- _Data provided_
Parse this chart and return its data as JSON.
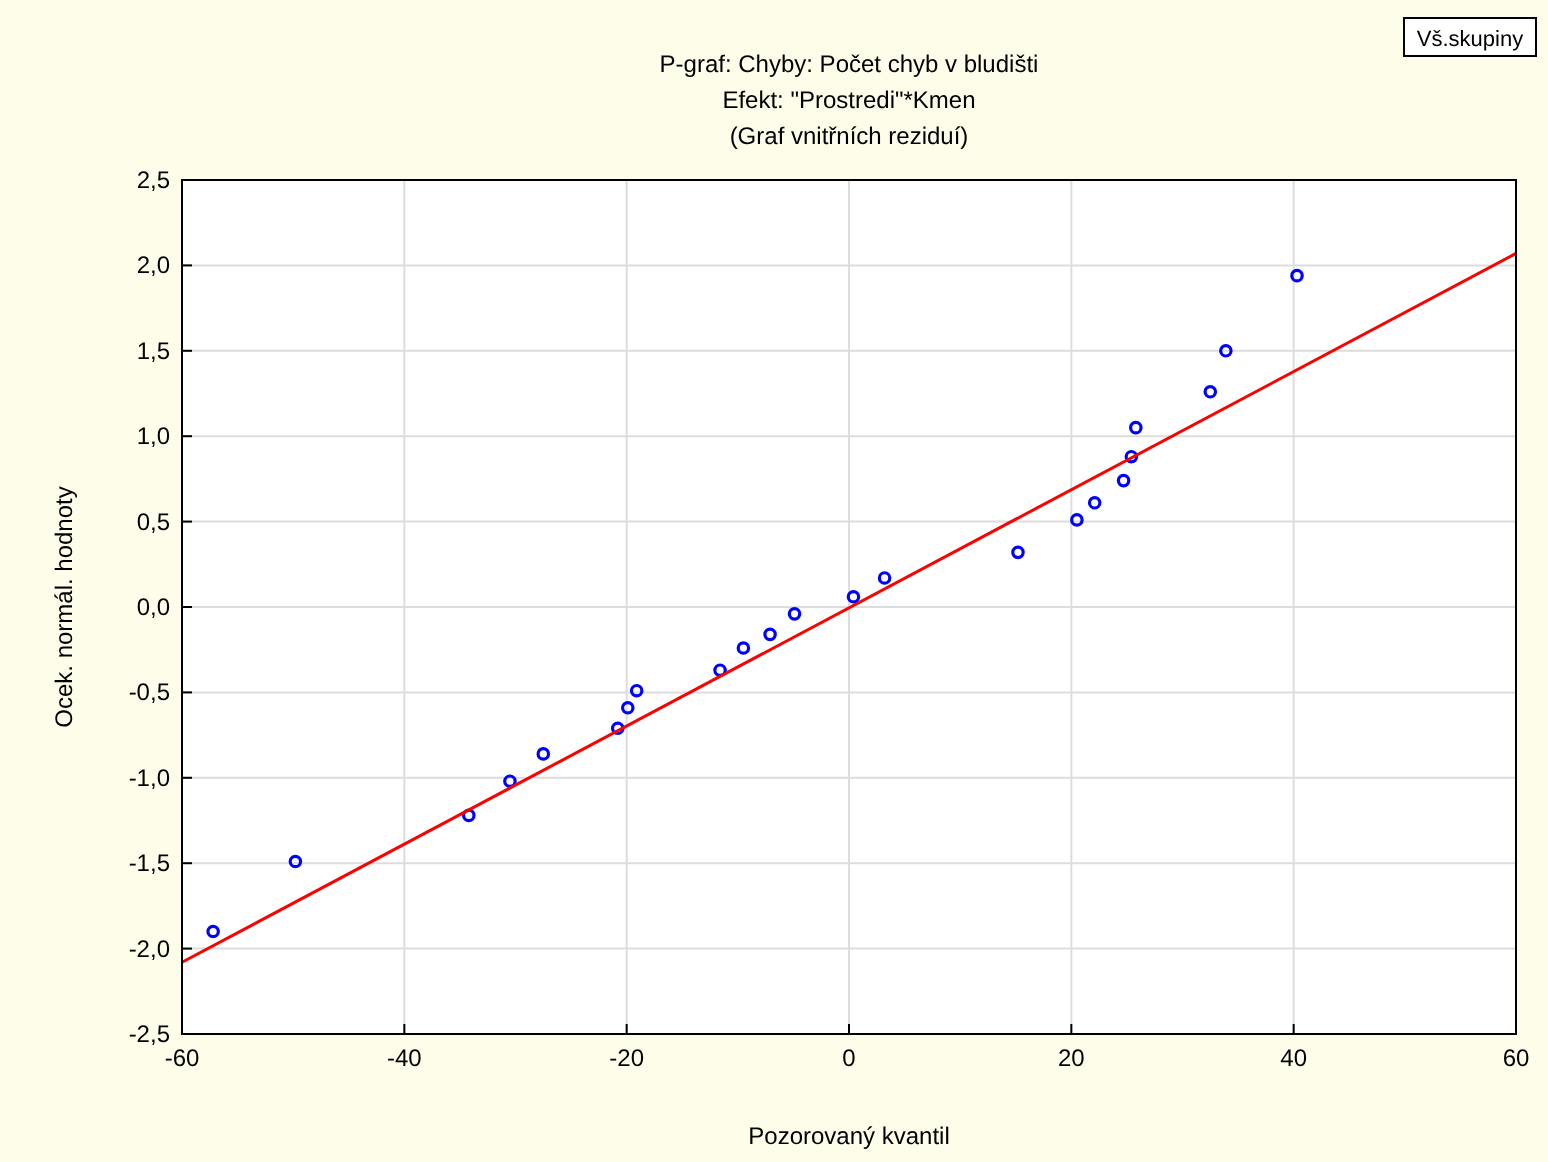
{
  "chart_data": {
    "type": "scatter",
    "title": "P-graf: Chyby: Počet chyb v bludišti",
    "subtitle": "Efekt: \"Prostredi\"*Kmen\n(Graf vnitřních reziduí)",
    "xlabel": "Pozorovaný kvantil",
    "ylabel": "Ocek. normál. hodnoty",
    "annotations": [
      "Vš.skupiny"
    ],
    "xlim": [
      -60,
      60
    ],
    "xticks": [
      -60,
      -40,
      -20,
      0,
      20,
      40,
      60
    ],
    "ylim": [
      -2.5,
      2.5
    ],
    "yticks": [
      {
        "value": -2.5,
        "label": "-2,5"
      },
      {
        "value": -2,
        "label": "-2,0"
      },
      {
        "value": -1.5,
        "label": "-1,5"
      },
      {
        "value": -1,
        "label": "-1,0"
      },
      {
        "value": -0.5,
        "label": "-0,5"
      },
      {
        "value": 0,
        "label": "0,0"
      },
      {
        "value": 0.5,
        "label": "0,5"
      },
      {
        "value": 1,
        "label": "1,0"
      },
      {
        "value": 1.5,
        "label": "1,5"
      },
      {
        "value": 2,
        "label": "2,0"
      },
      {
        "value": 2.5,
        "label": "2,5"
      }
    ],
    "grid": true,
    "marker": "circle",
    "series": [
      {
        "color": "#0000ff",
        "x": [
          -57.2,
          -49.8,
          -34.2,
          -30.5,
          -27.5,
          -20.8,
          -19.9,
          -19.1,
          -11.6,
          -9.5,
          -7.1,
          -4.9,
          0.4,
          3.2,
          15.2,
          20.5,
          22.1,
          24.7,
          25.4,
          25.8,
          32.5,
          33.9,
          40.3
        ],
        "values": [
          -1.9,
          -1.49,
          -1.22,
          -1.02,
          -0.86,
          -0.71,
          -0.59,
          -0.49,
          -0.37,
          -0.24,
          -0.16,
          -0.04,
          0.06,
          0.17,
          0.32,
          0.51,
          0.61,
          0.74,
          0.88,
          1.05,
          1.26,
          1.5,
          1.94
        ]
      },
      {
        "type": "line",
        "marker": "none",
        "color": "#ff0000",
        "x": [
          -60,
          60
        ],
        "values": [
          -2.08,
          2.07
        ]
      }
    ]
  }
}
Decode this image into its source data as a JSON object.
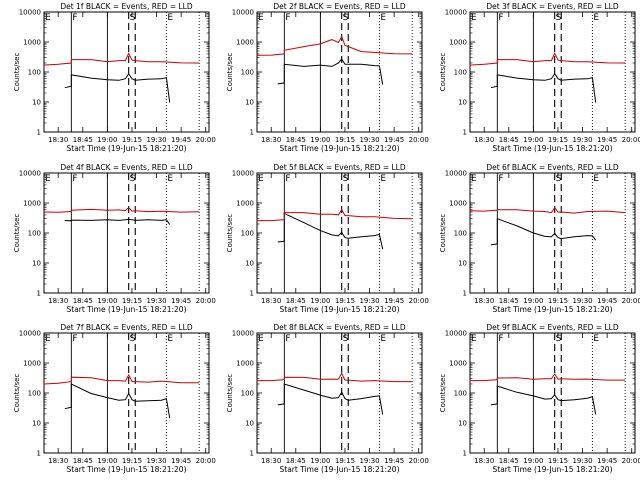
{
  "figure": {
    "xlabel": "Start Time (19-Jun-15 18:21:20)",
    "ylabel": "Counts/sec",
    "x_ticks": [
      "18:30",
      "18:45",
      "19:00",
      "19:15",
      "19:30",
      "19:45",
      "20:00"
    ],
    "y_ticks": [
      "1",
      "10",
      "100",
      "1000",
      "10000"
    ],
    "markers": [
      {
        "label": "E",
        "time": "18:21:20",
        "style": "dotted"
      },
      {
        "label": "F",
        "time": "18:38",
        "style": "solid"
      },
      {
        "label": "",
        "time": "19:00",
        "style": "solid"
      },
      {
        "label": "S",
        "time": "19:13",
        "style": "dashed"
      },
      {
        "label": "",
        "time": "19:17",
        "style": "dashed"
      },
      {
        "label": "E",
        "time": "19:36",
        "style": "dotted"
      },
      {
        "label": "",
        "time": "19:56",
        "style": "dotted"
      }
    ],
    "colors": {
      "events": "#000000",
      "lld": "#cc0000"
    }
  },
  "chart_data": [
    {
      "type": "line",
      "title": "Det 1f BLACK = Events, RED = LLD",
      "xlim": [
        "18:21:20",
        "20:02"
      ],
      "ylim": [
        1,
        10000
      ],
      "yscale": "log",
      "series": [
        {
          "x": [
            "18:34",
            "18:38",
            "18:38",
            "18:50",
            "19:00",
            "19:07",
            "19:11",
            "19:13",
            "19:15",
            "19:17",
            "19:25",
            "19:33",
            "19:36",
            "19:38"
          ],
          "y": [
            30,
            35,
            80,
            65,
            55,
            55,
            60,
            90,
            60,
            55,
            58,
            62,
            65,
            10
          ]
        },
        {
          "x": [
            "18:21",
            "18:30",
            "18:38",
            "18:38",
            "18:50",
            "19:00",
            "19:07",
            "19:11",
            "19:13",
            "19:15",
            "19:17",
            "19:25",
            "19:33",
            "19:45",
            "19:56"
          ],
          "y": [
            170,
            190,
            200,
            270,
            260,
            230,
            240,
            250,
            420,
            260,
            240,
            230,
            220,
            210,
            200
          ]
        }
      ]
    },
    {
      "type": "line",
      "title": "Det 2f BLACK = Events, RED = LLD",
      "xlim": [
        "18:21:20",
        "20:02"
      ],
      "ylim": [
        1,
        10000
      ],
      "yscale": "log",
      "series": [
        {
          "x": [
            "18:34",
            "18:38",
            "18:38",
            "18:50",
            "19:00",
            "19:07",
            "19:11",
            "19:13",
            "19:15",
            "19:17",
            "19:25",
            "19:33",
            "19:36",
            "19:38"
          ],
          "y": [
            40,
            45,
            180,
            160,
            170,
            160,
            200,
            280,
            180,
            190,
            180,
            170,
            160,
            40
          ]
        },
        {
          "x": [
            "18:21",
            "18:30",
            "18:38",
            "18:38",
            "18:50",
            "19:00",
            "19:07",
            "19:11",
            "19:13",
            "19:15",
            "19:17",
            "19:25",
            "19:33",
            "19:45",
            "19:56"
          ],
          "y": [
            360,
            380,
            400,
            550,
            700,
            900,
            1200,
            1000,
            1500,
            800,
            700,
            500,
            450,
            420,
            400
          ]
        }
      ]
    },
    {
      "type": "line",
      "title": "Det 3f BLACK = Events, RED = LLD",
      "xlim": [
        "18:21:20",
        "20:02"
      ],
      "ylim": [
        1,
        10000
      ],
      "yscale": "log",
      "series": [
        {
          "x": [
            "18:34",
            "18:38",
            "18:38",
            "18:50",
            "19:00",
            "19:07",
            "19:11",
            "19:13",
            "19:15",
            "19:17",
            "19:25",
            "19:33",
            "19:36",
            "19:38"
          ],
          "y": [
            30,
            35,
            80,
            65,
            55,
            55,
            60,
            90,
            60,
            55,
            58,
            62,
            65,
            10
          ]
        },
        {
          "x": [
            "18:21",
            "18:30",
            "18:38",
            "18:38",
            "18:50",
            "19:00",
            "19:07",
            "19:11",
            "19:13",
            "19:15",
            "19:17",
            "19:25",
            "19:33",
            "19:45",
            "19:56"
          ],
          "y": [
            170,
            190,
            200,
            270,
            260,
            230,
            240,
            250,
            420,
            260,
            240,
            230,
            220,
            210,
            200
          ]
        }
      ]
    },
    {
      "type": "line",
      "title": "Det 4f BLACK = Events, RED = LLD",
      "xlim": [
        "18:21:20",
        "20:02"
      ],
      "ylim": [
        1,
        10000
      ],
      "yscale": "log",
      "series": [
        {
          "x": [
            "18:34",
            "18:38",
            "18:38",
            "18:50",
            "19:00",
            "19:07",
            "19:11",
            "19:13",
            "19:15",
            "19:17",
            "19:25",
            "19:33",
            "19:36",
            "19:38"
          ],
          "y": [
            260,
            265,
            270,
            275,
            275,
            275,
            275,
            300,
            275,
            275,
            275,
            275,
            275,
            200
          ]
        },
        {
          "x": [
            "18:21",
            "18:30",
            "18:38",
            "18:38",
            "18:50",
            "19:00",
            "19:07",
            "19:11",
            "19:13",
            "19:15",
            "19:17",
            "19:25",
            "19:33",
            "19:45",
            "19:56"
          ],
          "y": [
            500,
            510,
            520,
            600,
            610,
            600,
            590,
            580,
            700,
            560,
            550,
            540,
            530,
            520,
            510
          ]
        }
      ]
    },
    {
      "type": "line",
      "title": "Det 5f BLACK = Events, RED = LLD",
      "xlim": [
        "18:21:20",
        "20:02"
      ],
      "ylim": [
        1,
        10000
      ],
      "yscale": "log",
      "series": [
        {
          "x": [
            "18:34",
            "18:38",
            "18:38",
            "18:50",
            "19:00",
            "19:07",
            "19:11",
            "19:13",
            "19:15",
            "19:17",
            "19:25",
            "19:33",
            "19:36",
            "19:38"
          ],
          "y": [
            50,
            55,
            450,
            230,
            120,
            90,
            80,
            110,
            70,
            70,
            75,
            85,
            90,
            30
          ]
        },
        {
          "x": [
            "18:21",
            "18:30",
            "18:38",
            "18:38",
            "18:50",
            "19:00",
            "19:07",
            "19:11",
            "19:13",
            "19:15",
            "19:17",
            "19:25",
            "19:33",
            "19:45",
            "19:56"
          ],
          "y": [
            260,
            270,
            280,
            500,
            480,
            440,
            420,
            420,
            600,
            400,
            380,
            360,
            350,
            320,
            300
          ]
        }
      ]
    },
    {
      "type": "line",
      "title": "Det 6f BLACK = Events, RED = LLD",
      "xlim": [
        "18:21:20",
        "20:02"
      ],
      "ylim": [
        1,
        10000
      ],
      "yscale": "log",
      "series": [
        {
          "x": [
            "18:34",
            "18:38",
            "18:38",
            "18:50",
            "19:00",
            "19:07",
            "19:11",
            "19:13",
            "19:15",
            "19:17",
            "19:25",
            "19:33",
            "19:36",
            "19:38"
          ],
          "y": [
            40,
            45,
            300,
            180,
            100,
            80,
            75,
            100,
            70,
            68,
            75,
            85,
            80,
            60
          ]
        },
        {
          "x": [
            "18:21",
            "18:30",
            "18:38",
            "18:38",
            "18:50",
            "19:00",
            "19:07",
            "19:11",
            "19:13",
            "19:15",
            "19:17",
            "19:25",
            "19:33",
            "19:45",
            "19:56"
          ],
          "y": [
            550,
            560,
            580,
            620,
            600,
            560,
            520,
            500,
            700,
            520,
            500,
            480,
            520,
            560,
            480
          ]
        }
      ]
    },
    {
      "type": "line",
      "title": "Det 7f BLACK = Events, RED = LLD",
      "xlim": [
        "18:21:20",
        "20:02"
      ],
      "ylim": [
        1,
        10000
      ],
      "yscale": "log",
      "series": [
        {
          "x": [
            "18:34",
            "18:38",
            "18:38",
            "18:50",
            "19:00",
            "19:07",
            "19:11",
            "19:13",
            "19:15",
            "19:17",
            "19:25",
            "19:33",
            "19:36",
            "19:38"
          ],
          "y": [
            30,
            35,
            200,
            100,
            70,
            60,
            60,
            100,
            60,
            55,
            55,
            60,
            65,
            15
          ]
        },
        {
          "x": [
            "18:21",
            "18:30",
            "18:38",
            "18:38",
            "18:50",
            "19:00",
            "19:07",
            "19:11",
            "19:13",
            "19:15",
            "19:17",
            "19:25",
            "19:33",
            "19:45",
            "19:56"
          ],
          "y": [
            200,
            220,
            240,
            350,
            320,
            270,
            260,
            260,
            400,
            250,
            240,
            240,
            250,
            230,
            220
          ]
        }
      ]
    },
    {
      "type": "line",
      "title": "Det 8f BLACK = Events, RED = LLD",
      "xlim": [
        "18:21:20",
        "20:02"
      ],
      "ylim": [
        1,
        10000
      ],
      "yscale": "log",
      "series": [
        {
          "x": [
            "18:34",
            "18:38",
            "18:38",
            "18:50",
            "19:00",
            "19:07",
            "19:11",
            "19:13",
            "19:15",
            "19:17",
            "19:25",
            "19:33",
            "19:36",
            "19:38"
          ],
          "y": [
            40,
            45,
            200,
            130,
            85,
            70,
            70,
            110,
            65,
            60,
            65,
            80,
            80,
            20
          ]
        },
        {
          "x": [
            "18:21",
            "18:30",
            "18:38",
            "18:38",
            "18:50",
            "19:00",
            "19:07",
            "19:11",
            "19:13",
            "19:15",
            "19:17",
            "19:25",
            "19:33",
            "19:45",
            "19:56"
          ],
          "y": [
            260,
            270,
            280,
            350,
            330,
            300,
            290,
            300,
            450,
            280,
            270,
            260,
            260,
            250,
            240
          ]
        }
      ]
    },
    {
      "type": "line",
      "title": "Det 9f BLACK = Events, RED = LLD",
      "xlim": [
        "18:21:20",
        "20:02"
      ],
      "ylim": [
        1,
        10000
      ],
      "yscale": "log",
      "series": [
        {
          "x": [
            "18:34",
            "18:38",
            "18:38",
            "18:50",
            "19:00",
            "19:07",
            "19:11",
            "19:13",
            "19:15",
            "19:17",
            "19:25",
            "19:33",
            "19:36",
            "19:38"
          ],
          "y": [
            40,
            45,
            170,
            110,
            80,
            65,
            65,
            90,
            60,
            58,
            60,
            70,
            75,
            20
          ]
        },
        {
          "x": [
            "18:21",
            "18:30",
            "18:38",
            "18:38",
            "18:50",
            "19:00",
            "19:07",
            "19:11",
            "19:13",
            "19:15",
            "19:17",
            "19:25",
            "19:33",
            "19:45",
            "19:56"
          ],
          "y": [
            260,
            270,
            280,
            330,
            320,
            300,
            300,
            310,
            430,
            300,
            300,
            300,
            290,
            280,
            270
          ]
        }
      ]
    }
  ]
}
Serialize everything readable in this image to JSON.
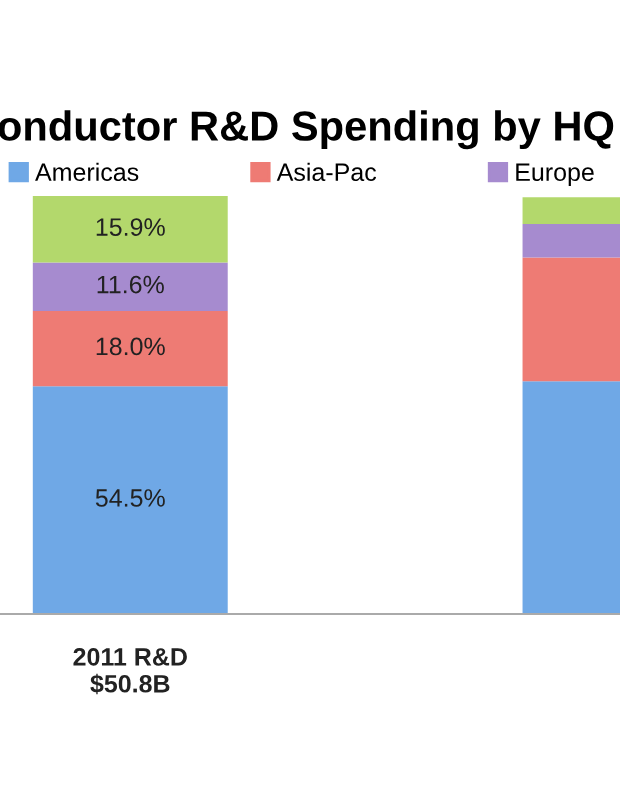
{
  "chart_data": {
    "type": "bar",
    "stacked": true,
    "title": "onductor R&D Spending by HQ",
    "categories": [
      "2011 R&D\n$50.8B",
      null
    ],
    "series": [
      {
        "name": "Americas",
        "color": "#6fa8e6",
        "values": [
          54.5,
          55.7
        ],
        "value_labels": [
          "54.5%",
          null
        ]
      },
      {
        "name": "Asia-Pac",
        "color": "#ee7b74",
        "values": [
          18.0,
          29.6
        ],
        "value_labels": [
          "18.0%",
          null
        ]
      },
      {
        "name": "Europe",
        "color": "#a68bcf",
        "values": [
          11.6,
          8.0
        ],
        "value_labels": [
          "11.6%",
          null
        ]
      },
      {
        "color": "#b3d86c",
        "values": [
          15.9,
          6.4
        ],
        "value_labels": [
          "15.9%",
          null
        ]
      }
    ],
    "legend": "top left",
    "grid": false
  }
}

- _What is being asked_
Search the preceding listing for the word "this" and pull out every line that holds it.

- _Task result_
Parse this chart and return its data as JSON.
Decode this image into its source data as a JSON object.
Serialize everything readable in this image to JSON.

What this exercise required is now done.